§ AIM OF THE EXERCISE
Below is a listing. Gather each line of it that contains "convenientemente".

§ RAW RECORDS
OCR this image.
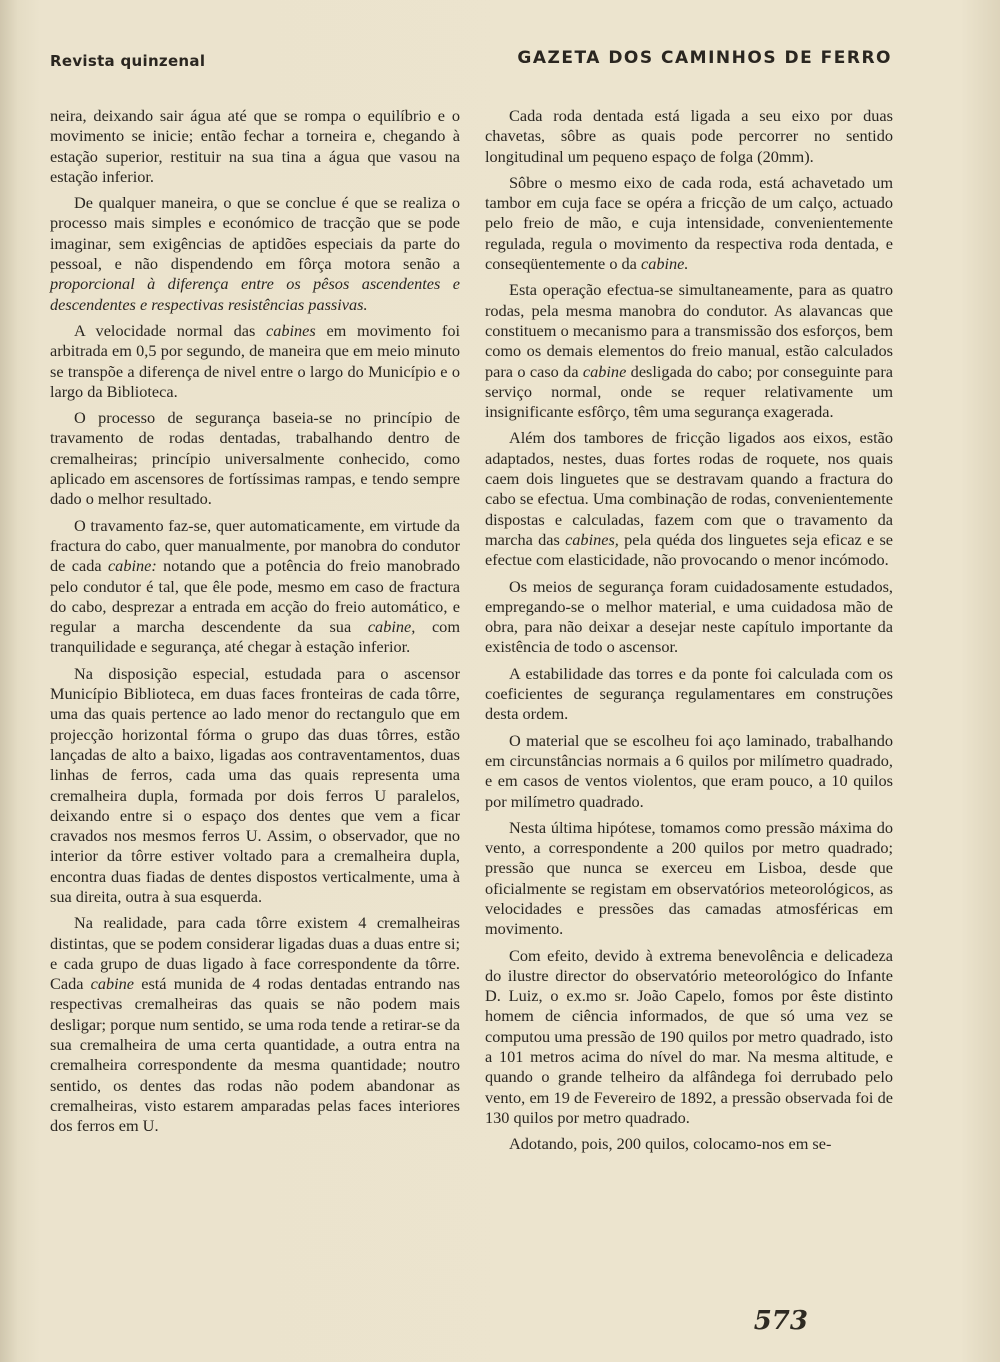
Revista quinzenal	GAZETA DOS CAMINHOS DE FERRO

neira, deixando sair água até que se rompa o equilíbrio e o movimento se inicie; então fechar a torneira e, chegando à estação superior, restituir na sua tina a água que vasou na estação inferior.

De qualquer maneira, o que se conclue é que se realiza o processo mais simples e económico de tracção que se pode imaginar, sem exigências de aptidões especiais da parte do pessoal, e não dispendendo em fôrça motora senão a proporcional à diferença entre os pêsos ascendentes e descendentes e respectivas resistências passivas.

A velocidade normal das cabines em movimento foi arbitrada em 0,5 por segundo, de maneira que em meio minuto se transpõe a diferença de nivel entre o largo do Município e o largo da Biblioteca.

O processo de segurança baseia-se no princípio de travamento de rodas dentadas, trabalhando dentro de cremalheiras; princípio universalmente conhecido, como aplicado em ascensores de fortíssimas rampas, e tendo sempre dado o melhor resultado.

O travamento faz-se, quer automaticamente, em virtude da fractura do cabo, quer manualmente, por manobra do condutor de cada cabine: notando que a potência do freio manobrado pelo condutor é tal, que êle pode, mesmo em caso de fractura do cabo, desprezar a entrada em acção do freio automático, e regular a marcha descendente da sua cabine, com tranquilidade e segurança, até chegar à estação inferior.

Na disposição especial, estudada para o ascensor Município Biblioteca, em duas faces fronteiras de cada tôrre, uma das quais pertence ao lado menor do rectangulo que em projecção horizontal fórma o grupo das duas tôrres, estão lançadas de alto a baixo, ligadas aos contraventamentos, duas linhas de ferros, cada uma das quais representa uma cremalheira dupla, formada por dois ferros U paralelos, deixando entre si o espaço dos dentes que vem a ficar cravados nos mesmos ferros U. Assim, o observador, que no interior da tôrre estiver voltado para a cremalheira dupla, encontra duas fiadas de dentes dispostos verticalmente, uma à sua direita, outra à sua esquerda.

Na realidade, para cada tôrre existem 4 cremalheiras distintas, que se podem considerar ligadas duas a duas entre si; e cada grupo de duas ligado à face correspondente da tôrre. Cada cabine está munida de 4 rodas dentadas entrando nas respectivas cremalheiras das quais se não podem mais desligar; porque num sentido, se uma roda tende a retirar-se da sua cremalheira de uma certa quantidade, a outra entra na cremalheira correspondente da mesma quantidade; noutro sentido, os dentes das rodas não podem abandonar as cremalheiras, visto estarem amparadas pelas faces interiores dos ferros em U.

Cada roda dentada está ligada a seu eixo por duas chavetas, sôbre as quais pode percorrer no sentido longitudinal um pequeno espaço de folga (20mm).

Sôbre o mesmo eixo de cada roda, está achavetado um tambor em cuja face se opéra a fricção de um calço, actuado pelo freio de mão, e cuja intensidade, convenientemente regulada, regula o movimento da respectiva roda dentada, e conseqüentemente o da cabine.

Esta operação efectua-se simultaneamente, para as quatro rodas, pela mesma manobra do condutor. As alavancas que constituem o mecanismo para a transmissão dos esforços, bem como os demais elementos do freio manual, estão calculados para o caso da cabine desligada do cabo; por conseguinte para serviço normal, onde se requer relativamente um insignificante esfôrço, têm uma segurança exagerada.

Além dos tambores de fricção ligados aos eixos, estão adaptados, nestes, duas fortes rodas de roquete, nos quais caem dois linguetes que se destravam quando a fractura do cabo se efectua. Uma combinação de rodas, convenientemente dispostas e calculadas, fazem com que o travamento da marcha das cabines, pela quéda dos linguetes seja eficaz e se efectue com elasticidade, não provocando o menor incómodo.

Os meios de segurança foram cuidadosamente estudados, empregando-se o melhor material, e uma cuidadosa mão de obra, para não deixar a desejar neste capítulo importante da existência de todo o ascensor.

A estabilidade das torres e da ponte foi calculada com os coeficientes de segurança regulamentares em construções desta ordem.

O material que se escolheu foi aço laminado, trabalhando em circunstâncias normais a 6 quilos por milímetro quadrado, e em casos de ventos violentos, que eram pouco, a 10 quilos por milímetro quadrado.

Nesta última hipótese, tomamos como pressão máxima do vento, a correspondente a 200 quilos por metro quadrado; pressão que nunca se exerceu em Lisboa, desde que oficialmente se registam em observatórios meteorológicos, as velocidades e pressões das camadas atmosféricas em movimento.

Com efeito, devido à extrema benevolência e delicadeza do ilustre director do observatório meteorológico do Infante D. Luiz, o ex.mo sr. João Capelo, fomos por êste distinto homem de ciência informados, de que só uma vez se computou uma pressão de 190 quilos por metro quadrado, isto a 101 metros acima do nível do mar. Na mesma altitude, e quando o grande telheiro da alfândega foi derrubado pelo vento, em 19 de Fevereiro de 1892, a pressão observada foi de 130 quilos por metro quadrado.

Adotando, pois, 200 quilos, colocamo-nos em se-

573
* * *
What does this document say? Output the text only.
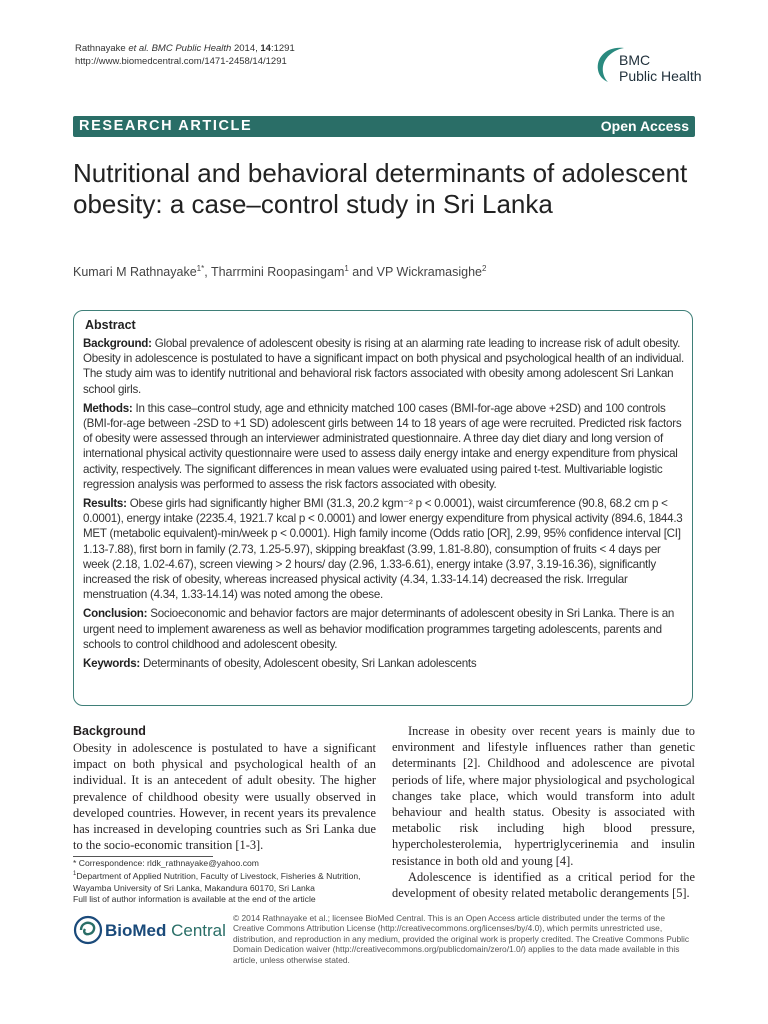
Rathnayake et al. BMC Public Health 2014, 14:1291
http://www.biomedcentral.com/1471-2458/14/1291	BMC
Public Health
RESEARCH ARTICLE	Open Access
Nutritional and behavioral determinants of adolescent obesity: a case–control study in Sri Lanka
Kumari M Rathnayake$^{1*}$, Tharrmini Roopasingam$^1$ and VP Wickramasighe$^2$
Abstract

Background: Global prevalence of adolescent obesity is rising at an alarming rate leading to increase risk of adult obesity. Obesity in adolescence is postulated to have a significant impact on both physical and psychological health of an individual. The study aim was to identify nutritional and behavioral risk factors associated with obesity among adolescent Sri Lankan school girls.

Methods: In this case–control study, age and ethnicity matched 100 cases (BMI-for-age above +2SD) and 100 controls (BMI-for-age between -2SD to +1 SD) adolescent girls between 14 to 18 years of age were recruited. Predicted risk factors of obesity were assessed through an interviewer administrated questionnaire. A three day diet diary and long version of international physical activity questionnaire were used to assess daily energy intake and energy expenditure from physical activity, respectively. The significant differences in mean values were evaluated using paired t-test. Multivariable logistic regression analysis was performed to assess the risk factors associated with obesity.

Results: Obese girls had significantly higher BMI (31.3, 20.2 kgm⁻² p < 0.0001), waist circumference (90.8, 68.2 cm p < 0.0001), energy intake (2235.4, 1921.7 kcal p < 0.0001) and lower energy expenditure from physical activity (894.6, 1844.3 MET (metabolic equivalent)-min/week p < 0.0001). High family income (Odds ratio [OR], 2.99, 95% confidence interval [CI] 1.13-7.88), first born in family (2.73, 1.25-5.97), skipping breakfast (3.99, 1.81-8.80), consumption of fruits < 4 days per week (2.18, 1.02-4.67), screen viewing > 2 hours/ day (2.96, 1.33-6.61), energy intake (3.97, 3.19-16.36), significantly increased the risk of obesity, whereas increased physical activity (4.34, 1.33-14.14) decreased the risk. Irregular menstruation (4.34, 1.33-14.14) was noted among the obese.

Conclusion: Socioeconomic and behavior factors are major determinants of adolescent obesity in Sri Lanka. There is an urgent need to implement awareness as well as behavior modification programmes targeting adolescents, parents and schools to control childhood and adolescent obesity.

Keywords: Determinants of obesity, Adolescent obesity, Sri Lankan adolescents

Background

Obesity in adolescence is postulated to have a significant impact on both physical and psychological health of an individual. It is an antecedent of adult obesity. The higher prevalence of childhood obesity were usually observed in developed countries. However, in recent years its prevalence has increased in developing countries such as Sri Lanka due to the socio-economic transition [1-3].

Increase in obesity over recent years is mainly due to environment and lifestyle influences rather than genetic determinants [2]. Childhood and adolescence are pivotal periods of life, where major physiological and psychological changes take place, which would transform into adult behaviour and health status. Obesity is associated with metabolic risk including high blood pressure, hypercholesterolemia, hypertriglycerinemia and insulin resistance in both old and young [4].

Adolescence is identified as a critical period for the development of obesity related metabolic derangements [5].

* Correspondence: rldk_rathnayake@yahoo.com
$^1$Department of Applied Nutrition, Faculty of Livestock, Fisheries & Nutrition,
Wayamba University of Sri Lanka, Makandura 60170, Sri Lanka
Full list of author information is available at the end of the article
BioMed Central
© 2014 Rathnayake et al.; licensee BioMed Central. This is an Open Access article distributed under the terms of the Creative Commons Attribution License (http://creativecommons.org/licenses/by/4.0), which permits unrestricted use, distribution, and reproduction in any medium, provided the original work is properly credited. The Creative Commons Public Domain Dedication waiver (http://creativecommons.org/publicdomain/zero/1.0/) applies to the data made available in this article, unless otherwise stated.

§ REPLY
Sôbre o mesmo eixo de cada roda, está achavetado um tambor em cuja face se opéra a fricção de um calço, actuado pelo freio de mão, e cuja intensidade, convenientemente regulada, regula o movimento da respectiva roda dentada, e conseqüentemente o da cabine.
Além dos tambores de fricção ligados aos eixos, estão adaptados, nestes, duas fortes rodas de roquete, nos quais caem dois linguetes que se destravam quando a fractura do cabo se efectua. Uma combinação de rodas, convenientemente dispostas e calculadas, fazem com que o travamento da marcha das cabines, pela quéda dos linguetes seja eficaz e se efectue com elasticidade, não provocando o menor incómodo.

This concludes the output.